• Input:
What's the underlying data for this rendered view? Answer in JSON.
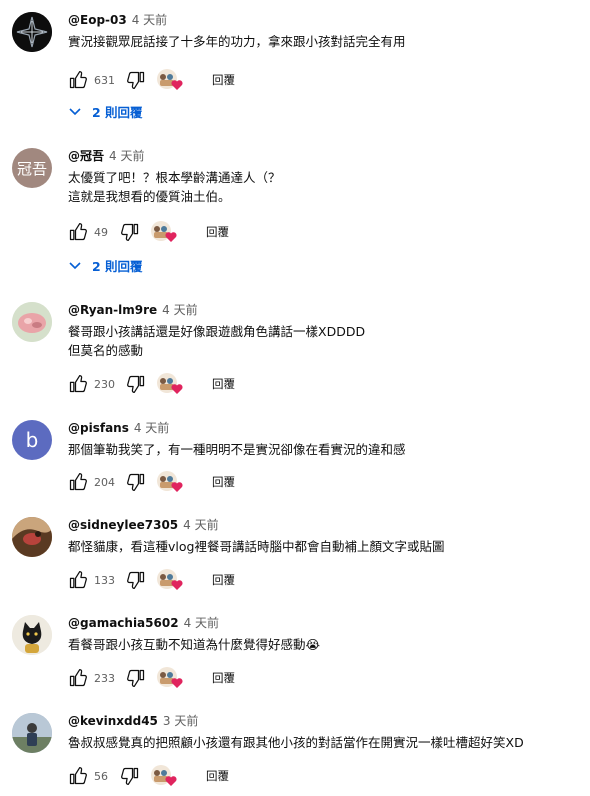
{
  "comments": [
    {
      "author": "@Eop-03",
      "time": "4 天前",
      "text": "實況接觀眾屁話接了十多年的功力，拿來跟小孩對話完全有用",
      "likes": "631",
      "reply": "回覆",
      "replies": "2 則回覆",
      "avatar_bg": "#111111"
    },
    {
      "author": "@冠吾",
      "time": "4 天前",
      "text": "太優質了吧！？根本學齡溝通達人（？\n這就是我想看的優質油土伯。",
      "likes": "49",
      "reply": "回覆",
      "replies": "2 則回覆",
      "avatar_text": "冠吾",
      "avatar_bg": "#a1887f"
    },
    {
      "author": "@Ryan-lm9re",
      "time": "4 天前",
      "text": "餐哥跟小孩講話還是好像跟遊戲角色講話一樣XDDDD\n但莫名的感動",
      "likes": "230",
      "reply": "回覆",
      "avatar_bg": "#d8e3cf"
    },
    {
      "author": "@pisfans",
      "time": "4 天前",
      "text": "那個筆勒我笑了，有一種明明不是實況卻像在看實況的違和感",
      "likes": "204",
      "reply": "回覆",
      "avatar_text": "b",
      "avatar_bg": "#5c6bc0"
    },
    {
      "author": "@sidneylee7305",
      "time": "4 天前",
      "text": "都怪貓康，看這種vlog裡餐哥講話時腦中都會自動補上顏文字或貼圖",
      "likes": "133",
      "reply": "回覆",
      "avatar_bg": "#7a5a3a"
    },
    {
      "author": "@gamachia5602",
      "time": "4 天前",
      "text": "看餐哥跟小孩互動不知道為什麼覺得好感動😭",
      "likes": "233",
      "reply": "回覆",
      "avatar_bg": "#e9e4d6"
    },
    {
      "author": "@kevinxdd45",
      "time": "3 天前",
      "text": "魯叔叔感覺真的把照顧小孩還有跟其他小孩的對話當作在開實況一樣吐槽超好笑XD",
      "likes": "56",
      "reply": "回覆",
      "avatar_bg": "#8fa4b8"
    }
  ],
  "icons": {
    "like": "thumb-up-icon",
    "dislike": "thumb-down-icon",
    "heart": "creator-heart-icon",
    "expand": "chevron-down-icon"
  },
  "colors": {
    "link": "#065fd4",
    "heart": "#e0245e",
    "meta": "#606060"
  }
}
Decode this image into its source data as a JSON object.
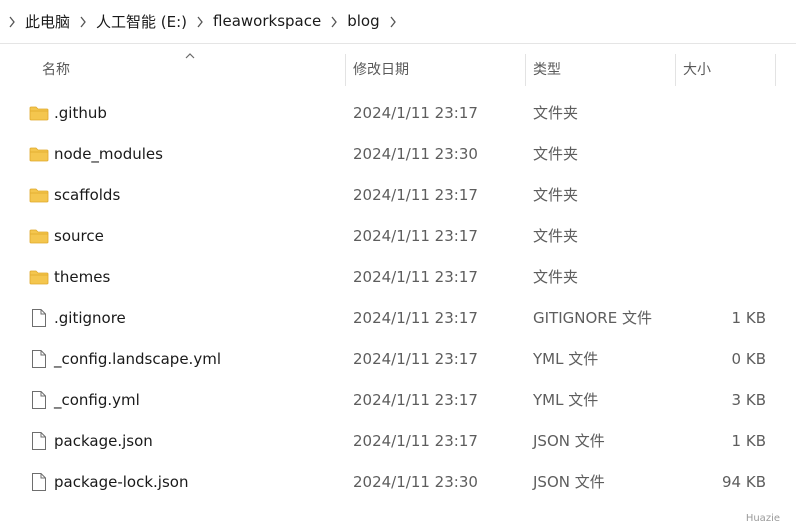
{
  "breadcrumb": {
    "items": [
      "此电脑",
      "人工智能 (E:)",
      "fleaworkspace",
      "blog"
    ]
  },
  "columns": {
    "name": "名称",
    "date": "修改日期",
    "type": "类型",
    "size": "大小"
  },
  "sort": {
    "column": "name",
    "direction": "ascending",
    "icon": "sort-up-chevron"
  },
  "rows": [
    {
      "kind": "folder",
      "icon": "folder-icon",
      "name": ".github",
      "date": "2024/1/11 23:17",
      "type": "文件夹",
      "size": ""
    },
    {
      "kind": "folder",
      "icon": "folder-icon",
      "name": "node_modules",
      "date": "2024/1/11 23:30",
      "type": "文件夹",
      "size": ""
    },
    {
      "kind": "folder",
      "icon": "folder-icon",
      "name": "scaffolds",
      "date": "2024/1/11 23:17",
      "type": "文件夹",
      "size": ""
    },
    {
      "kind": "folder",
      "icon": "folder-icon",
      "name": "source",
      "date": "2024/1/11 23:17",
      "type": "文件夹",
      "size": ""
    },
    {
      "kind": "folder",
      "icon": "folder-icon",
      "name": "themes",
      "date": "2024/1/11 23:17",
      "type": "文件夹",
      "size": ""
    },
    {
      "kind": "file",
      "icon": "file-icon",
      "name": ".gitignore",
      "date": "2024/1/11 23:17",
      "type": "GITIGNORE 文件",
      "size": "1 KB"
    },
    {
      "kind": "file",
      "icon": "file-icon",
      "name": "_config.landscape.yml",
      "date": "2024/1/11 23:17",
      "type": "YML 文件",
      "size": "0 KB"
    },
    {
      "kind": "file",
      "icon": "file-icon",
      "name": "_config.yml",
      "date": "2024/1/11 23:17",
      "type": "YML 文件",
      "size": "3 KB"
    },
    {
      "kind": "file",
      "icon": "file-icon",
      "name": "package.json",
      "date": "2024/1/11 23:17",
      "type": "JSON 文件",
      "size": "1 KB"
    },
    {
      "kind": "file",
      "icon": "file-icon",
      "name": "package-lock.json",
      "date": "2024/1/11 23:30",
      "type": "JSON 文件",
      "size": "94 KB"
    }
  ],
  "colors": {
    "folder": "#f4c64e",
    "folder_dark": "#e0a92b",
    "file_stroke": "#6e6e6e"
  },
  "watermark": "Huazie"
}
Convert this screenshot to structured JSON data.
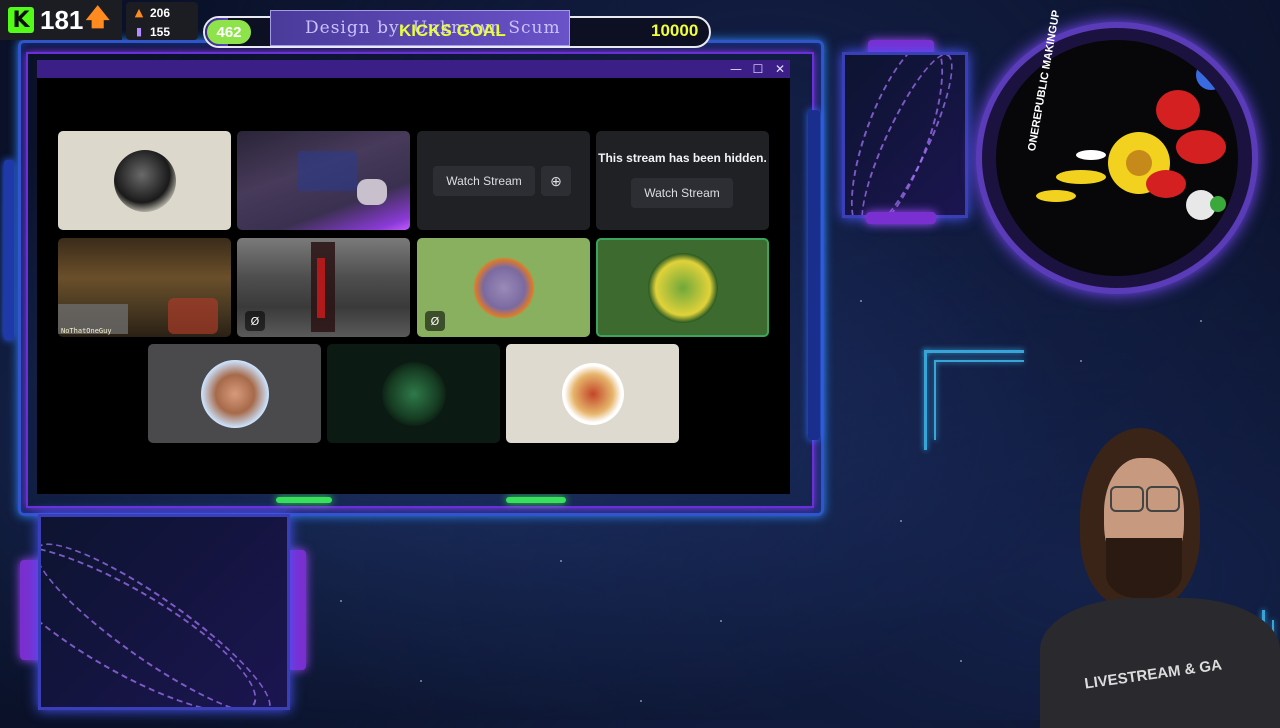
{
  "kick": {
    "count": "181",
    "arrow": "🡅",
    "logo": "K"
  },
  "stats": {
    "followers": "206",
    "subs": "155"
  },
  "goal": {
    "current": "462",
    "title": "KICKS GOAL",
    "target": "10000",
    "design_credit": "Design by: Unknown Scum",
    "progress": 0.0462
  },
  "window": {
    "minimize": "—",
    "maximize": "☐",
    "close": "✕"
  },
  "tiles": {
    "watch_stream": "Watch Stream",
    "hidden_message": "This stream has been hidden.",
    "hidden_watch": "Watch Stream",
    "game_caption": "NoThatOneGuy"
  },
  "logo": {
    "text": "ONEREPUBLIC MAKINGUP"
  },
  "webcam": {
    "shirt_text": "LIVESTREAM & GA"
  },
  "colors": {
    "accent": "#53fc18",
    "frame": "#2f56c9",
    "neon_purple": "#6b2fd8",
    "goal_yellow": "#e8ff3a"
  }
}
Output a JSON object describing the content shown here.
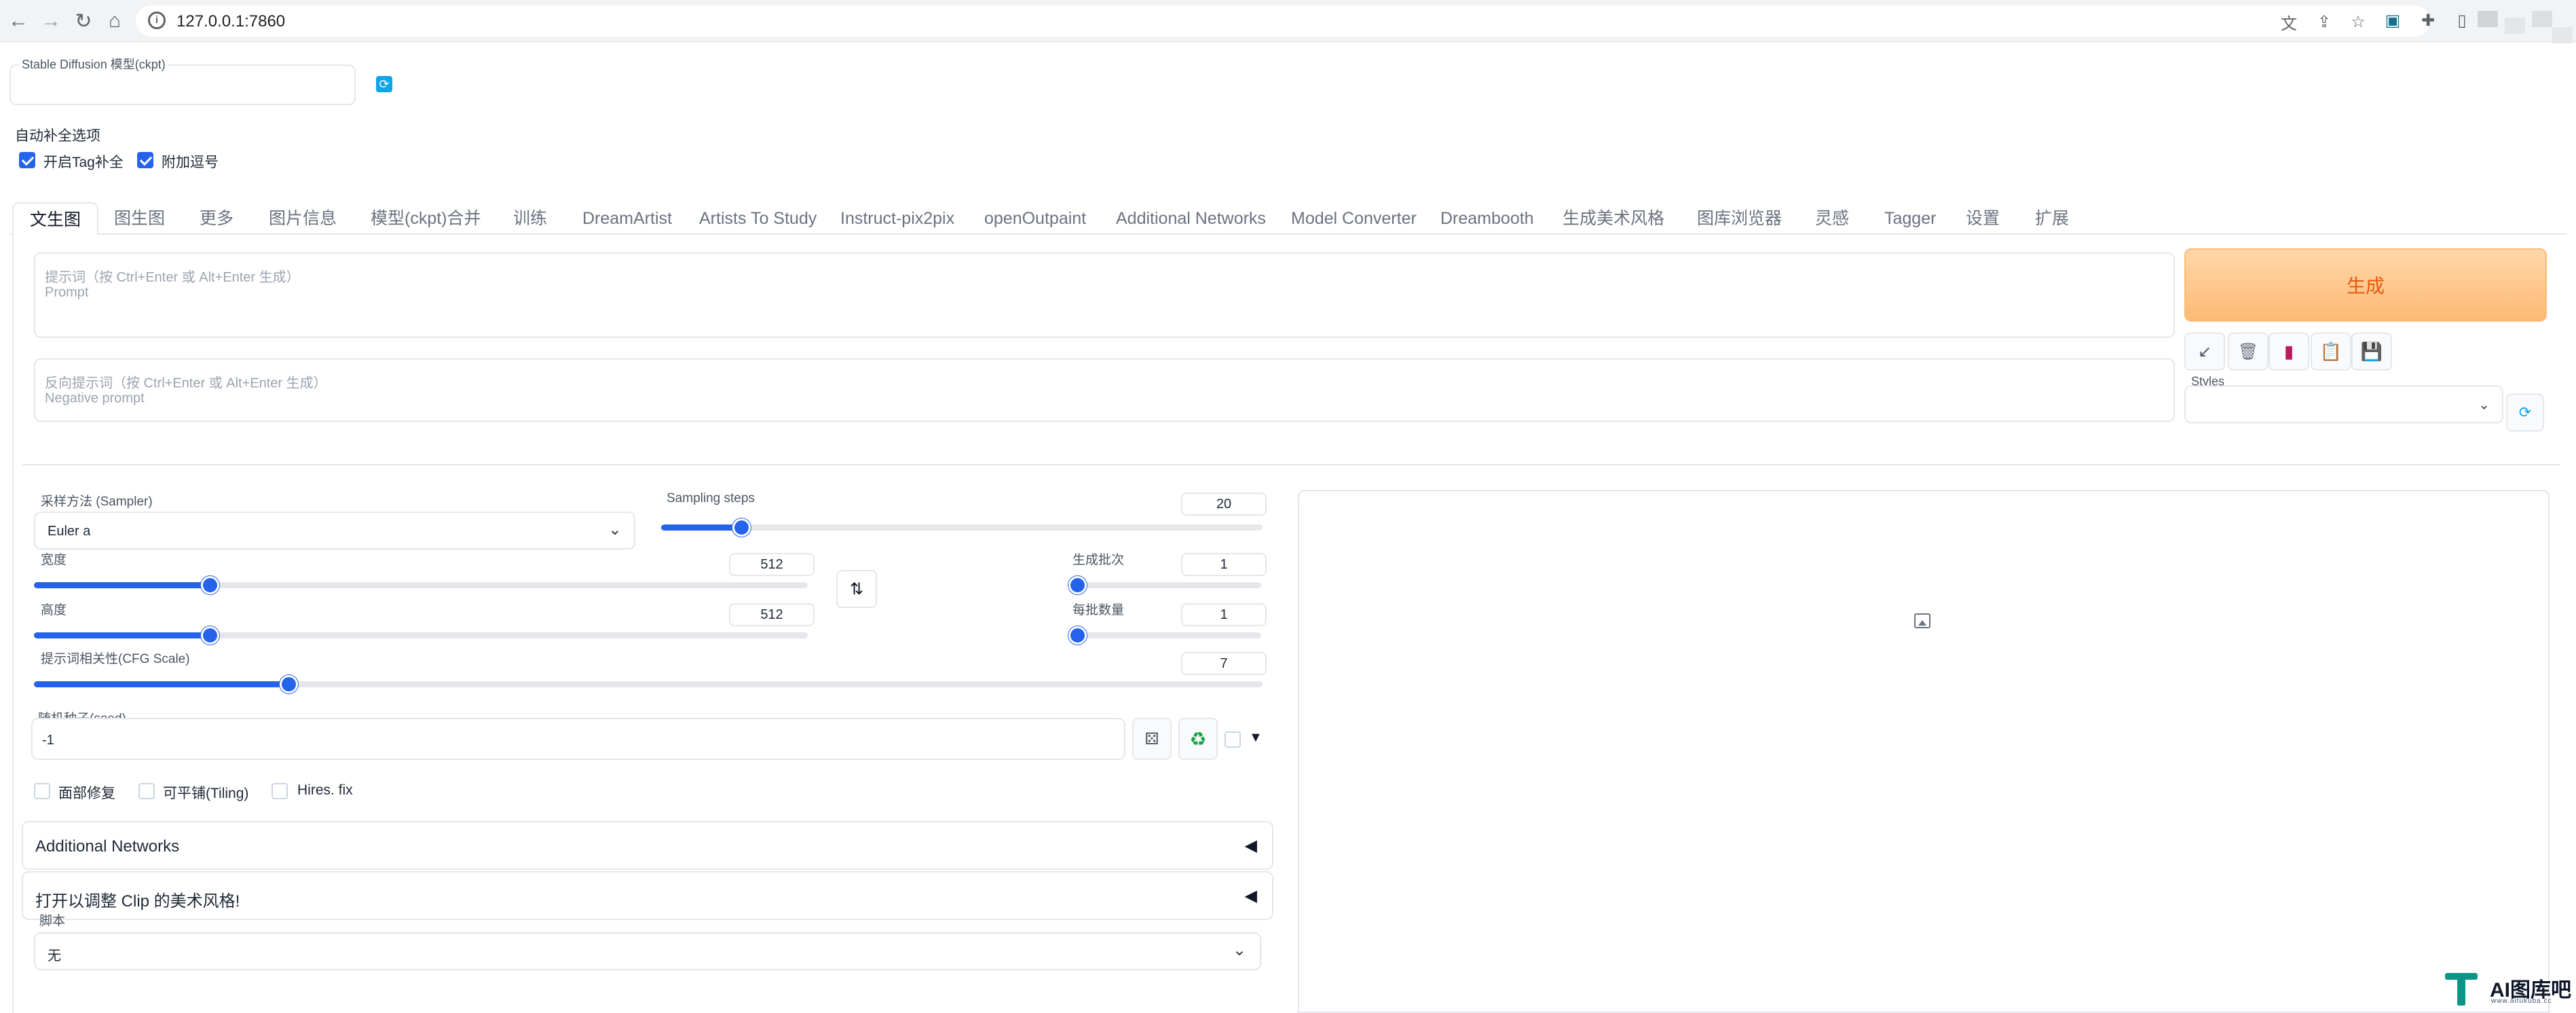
{
  "browser": {
    "url": "127.0.0.1:7860"
  },
  "model": {
    "label": "Stable Diffusion 模型(ckpt)",
    "value": ""
  },
  "autocomplete": {
    "title": "自动补全选项",
    "options": [
      {
        "label": "开启Tag补全",
        "checked": true
      },
      {
        "label": "附加逗号",
        "checked": true
      }
    ]
  },
  "tabs": [
    "文生图",
    "图生图",
    "更多",
    "图片信息",
    "模型(ckpt)合并",
    "训练",
    "DreamArtist",
    "Artists To Study",
    "Instruct-pix2pix",
    "openOutpaint",
    "Additional Networks",
    "Model Converter",
    "Dreambooth",
    "生成美术风格",
    "图库浏览器",
    "灵感",
    "Tagger",
    "设置",
    "扩展"
  ],
  "prompt": {
    "placeholder_line1": "提示词（按 Ctrl+Enter 或 Alt+Enter 生成）",
    "placeholder_line2": "Prompt"
  },
  "negative_prompt": {
    "placeholder_line1": "反向提示词（按 Ctrl+Enter 或 Alt+Enter 生成）",
    "placeholder_line2": "Negative prompt"
  },
  "generate_button": "生成",
  "styles": {
    "label": "Styles",
    "value": ""
  },
  "sampler": {
    "label": "采样方法 (Sampler)",
    "value": "Euler a"
  },
  "sampling_steps": {
    "label": "Sampling steps",
    "value": "20",
    "fraction": 0.133
  },
  "width": {
    "label": "宽度",
    "value": "512",
    "fraction": 0.227
  },
  "height": {
    "label": "高度",
    "value": "512",
    "fraction": 0.227
  },
  "batch_count": {
    "label": "生成批次",
    "value": "1",
    "fraction": 0.0
  },
  "batch_size": {
    "label": "每批数量",
    "value": "1",
    "fraction": 0.0
  },
  "cfg_scale": {
    "label": "提示词相关性(CFG Scale)",
    "value": "7",
    "fraction": 0.207
  },
  "seed": {
    "label": "随机种子(seed)",
    "value": "-1"
  },
  "options": [
    {
      "label": "面部修复",
      "checked": false
    },
    {
      "label": "可平铺(Tiling)",
      "checked": false
    },
    {
      "label": "Hires. fix",
      "checked": false
    }
  ],
  "sections": {
    "additional_networks": "Additional Networks",
    "clip_style": "打开以调整 Clip 的美术风格!"
  },
  "script": {
    "label": "脚本",
    "value": "无"
  },
  "watermark": {
    "text": "AI图库吧",
    "sub": "www.aitukuba.cc"
  },
  "colors": {
    "accent": "#2563eb",
    "generate_bg": "#fdc89a",
    "generate_text": "#ea580c"
  }
}
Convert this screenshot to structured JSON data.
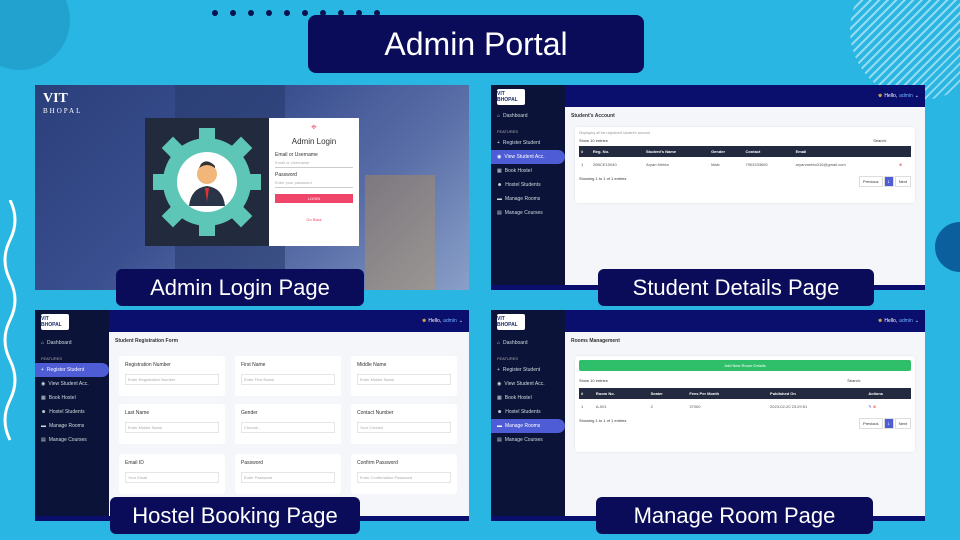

• What is being asked: Copy every line of the material in which the word "thumb" occurs.

• Written reply:
    "like": "thumb-up-icon",
    "dislike": "thumb-down-icon",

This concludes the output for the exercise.